WRITTEN INSTRUCTION | Identify all lines in the data containing the string "远古时期". Copy them out.

Collected data entries:
::::::::
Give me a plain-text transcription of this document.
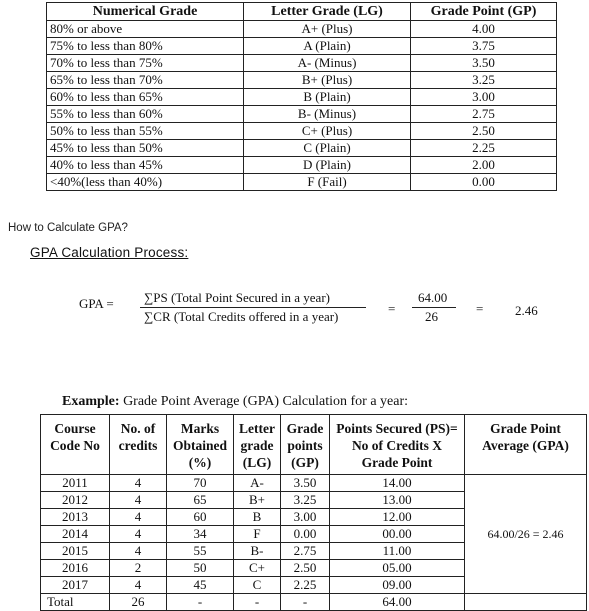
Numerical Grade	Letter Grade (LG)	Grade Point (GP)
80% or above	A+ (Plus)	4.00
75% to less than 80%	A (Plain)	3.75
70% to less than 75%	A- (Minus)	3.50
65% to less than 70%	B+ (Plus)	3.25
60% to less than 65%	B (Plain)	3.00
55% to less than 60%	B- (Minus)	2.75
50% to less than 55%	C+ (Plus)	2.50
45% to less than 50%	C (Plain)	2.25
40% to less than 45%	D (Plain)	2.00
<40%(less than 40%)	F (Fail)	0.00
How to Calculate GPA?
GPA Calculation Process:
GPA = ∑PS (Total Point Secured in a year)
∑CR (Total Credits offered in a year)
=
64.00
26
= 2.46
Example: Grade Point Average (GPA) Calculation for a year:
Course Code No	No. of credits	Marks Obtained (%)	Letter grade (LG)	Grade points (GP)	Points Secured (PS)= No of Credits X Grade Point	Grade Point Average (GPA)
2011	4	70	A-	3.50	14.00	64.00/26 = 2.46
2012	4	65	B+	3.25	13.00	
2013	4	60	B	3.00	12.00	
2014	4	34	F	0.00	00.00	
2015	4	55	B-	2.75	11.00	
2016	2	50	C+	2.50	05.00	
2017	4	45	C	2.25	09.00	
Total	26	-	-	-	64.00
::::::::
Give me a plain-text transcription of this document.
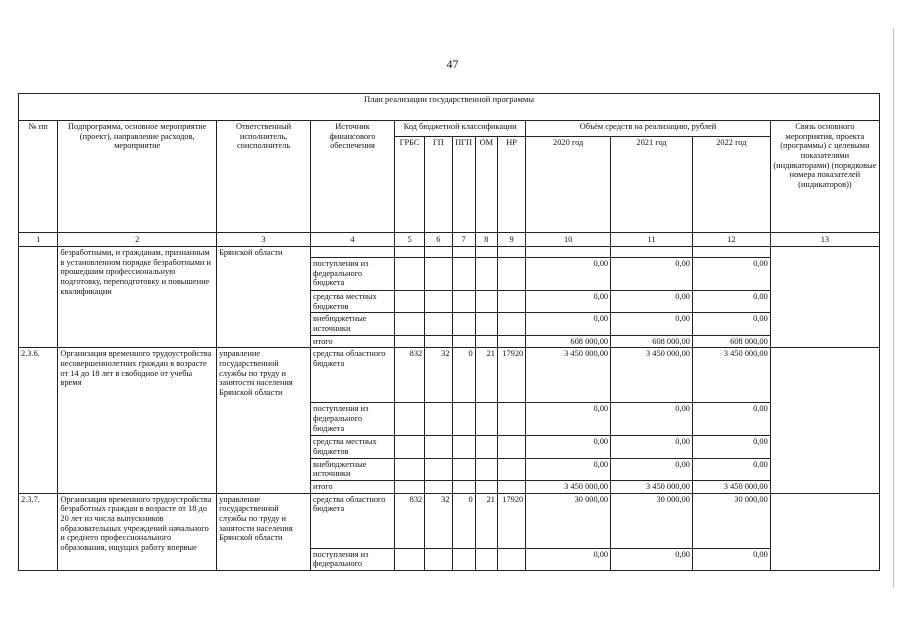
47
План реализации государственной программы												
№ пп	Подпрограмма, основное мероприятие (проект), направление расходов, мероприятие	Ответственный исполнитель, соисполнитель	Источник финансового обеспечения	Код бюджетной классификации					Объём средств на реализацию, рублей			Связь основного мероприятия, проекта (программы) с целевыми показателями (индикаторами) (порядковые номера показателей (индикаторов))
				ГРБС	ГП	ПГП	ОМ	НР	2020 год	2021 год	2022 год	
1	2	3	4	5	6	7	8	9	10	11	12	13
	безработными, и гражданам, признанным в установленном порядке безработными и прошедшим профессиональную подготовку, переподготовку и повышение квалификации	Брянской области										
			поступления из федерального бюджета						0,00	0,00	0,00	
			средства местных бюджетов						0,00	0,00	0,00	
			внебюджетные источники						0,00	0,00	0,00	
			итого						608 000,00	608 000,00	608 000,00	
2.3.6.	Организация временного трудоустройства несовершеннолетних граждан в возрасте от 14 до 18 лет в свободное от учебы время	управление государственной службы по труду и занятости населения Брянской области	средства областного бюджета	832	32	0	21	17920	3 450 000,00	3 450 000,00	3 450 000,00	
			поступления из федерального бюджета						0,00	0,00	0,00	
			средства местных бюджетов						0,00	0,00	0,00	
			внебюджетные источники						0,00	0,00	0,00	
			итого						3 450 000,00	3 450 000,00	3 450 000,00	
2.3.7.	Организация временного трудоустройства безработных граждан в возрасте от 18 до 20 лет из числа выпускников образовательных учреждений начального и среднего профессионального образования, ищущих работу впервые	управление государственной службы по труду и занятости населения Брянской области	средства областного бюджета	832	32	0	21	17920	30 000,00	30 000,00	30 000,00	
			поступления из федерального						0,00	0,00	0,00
::::::::
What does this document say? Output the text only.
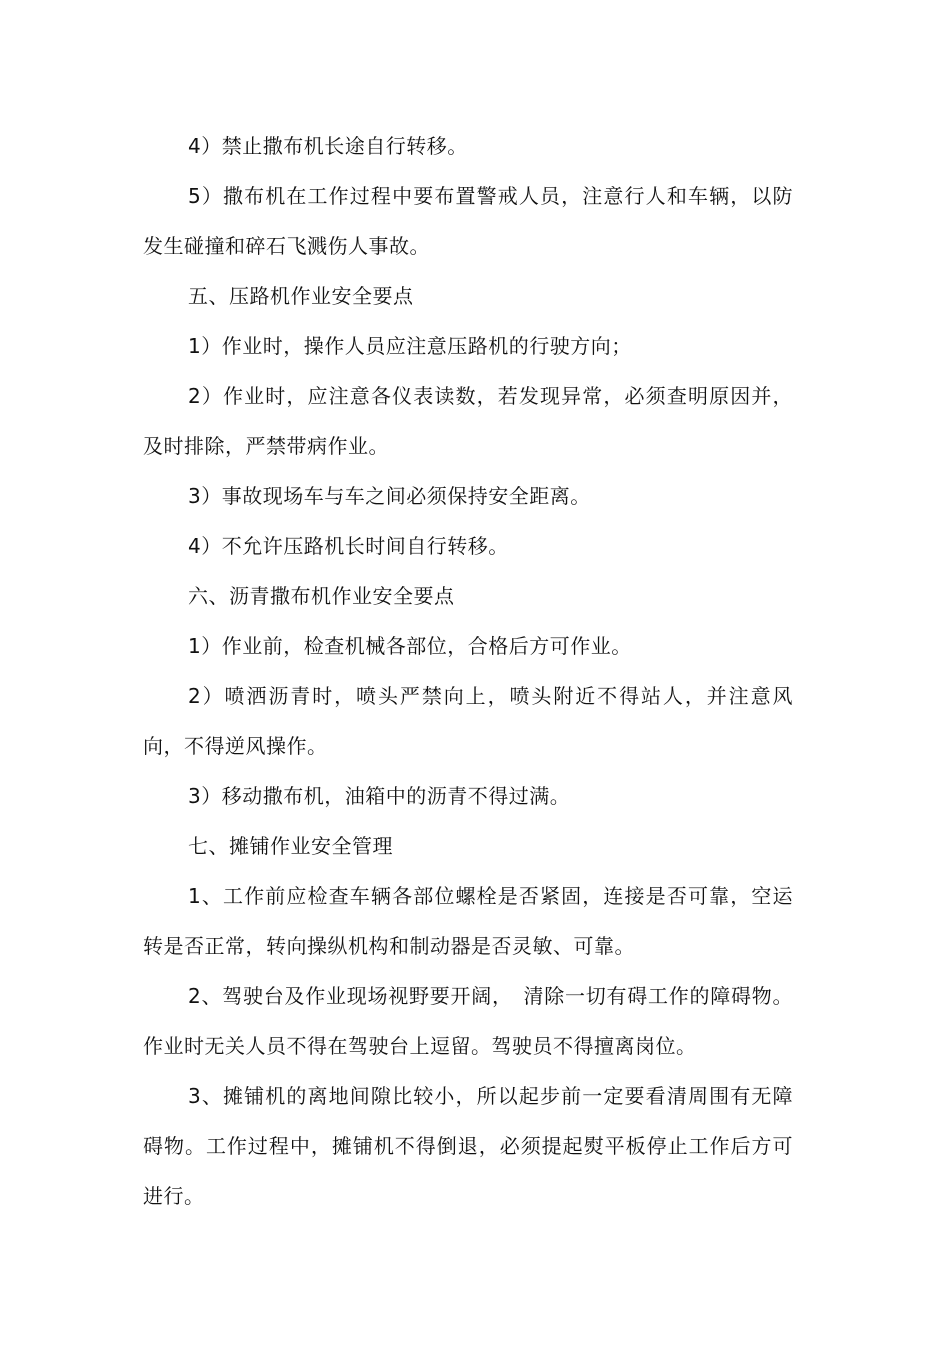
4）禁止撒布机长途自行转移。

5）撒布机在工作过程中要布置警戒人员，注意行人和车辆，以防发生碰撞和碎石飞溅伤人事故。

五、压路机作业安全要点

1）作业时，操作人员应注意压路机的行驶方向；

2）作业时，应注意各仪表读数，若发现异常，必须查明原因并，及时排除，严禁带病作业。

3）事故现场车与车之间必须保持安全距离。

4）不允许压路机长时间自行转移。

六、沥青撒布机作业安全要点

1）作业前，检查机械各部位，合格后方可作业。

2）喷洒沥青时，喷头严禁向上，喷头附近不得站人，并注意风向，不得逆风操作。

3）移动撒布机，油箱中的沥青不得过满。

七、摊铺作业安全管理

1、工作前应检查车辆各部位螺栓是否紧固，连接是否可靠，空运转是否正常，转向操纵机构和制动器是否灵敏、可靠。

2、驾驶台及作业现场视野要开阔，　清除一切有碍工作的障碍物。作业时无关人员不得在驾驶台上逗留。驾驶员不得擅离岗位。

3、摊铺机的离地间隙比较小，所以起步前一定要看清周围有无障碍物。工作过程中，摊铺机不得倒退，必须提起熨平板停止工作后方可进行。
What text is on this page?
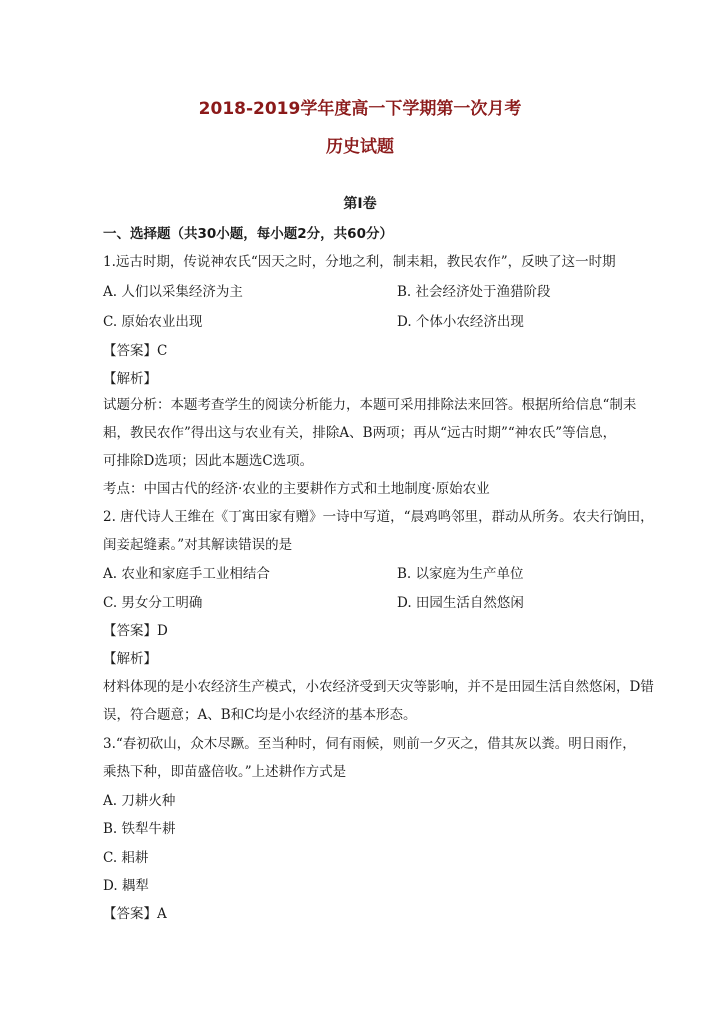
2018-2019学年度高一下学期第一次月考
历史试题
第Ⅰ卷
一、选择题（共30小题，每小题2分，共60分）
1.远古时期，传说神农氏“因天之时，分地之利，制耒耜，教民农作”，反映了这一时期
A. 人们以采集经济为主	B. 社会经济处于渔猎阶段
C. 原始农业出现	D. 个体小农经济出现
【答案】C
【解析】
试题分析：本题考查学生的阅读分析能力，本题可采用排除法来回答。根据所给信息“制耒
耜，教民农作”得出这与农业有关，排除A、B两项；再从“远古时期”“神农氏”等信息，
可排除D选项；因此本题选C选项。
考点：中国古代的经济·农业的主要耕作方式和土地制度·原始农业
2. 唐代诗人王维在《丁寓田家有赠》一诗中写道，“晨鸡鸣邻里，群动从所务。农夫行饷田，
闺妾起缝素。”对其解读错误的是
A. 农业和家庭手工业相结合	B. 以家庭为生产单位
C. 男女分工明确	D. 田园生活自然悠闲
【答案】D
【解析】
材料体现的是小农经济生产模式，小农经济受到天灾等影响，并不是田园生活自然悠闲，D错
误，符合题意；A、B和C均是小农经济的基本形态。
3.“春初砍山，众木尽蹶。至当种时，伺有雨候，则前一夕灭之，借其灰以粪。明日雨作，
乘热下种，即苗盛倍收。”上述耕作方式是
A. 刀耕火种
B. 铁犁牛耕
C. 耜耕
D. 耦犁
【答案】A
::::::::
WRITTEN RESPONSE |
1.远古时期，传说神农氏“因天之时，分地之利，制耒耜，教民农作”，反映了这一时期
耜，教民农作”得出这与农业有关，排除A、B两项；再从“远古时期”“神农氏”等信息，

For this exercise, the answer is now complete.